** Description of the task **
Say how many lines contain "Output"; the answer is the number alone.

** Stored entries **
##########
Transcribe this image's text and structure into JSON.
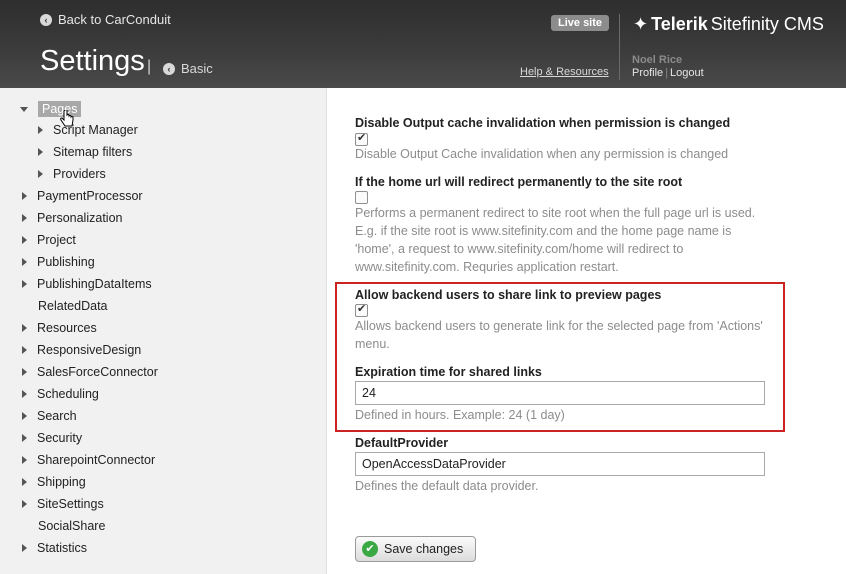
{
  "header": {
    "back_link": "Back to CarConduit",
    "title": "Settings",
    "title_separator": "|",
    "basic_link": "Basic",
    "live_site": "Live site",
    "help_link": "Help & Resources",
    "logo_brand": "Telerik",
    "logo_product": "Sitefinity CMS",
    "user_name": "Noel Rice",
    "profile_link": "Profile",
    "logout_link": "Logout"
  },
  "sidebar": {
    "items": [
      {
        "label": "Pages",
        "arrow": "down",
        "selected": true
      },
      {
        "label": "Script Manager",
        "arrow": "right",
        "indent": true
      },
      {
        "label": "Sitemap filters",
        "arrow": "right",
        "indent": true
      },
      {
        "label": "Providers",
        "arrow": "right",
        "indent": true
      },
      {
        "label": "PaymentProcessor",
        "arrow": "right"
      },
      {
        "label": "Personalization",
        "arrow": "right"
      },
      {
        "label": "Project",
        "arrow": "right"
      },
      {
        "label": "Publishing",
        "arrow": "right"
      },
      {
        "label": "PublishingDataItems",
        "arrow": "right"
      },
      {
        "label": "RelatedData",
        "arrow": "none"
      },
      {
        "label": "Resources",
        "arrow": "right"
      },
      {
        "label": "ResponsiveDesign",
        "arrow": "right"
      },
      {
        "label": "SalesForceConnector",
        "arrow": "right"
      },
      {
        "label": "Scheduling",
        "arrow": "right"
      },
      {
        "label": "Search",
        "arrow": "right"
      },
      {
        "label": "Security",
        "arrow": "right"
      },
      {
        "label": "SharepointConnector",
        "arrow": "right"
      },
      {
        "label": "Shipping",
        "arrow": "right"
      },
      {
        "label": "SiteSettings",
        "arrow": "right"
      },
      {
        "label": "SocialShare",
        "arrow": "none"
      },
      {
        "label": "Statistics",
        "arrow": "right"
      }
    ]
  },
  "settings": {
    "disable_cache": {
      "label": "Disable Output cache invalidation when permission is changed",
      "checked": true,
      "desc": "Disable Output Cache invalidation when any permission is changed"
    },
    "home_redirect": {
      "label": "If the home url will redirect permanently to the site root",
      "checked": false,
      "desc1": "Performs a permanent redirect to site root when the full page url is used.",
      "desc2": "E.g. if the site root is www.sitefinity.com and the home page name is",
      "desc3": "'home', a request to www.sitefinity.com/home will redirect to",
      "desc4": "www.sitefinity.com. Requries application restart."
    },
    "share_preview": {
      "label": "Allow backend users to share link to preview pages",
      "checked": true,
      "desc1": "Allows backend users to generate link for the selected page from 'Actions'",
      "desc2": "menu."
    },
    "expiration": {
      "label": "Expiration time for shared links",
      "value": "24",
      "desc": "Defined in hours. Example: 24 (1 day)"
    },
    "default_provider": {
      "label": "DefaultProvider",
      "value": "OpenAccessDataProvider",
      "desc": "Defines the default data provider."
    }
  },
  "save_button": "Save changes",
  "colors": {
    "header_bg": "#3b3b3b",
    "sidebar_bg": "#f1f1f1",
    "highlight_border": "#cc2222",
    "save_icon": "#3aa843"
  }
}
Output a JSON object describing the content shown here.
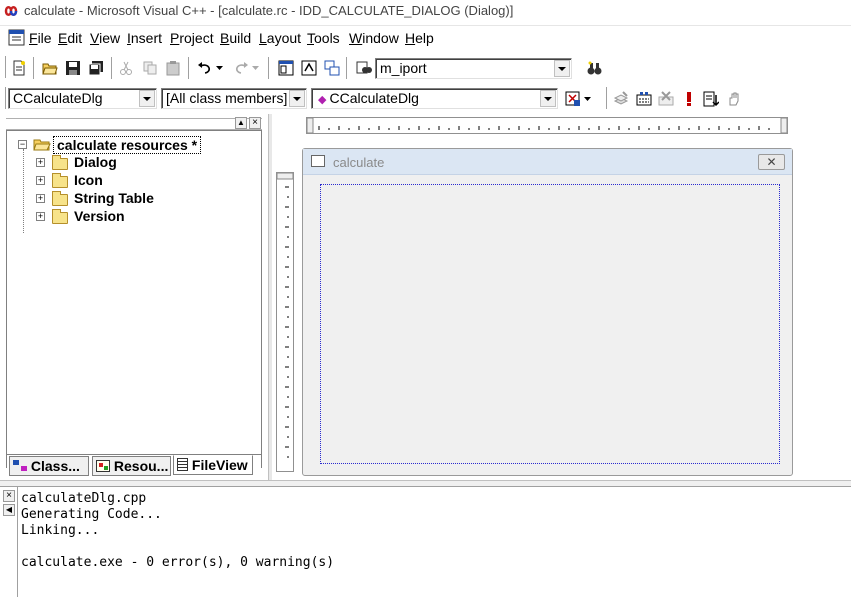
##########
** Final result **
3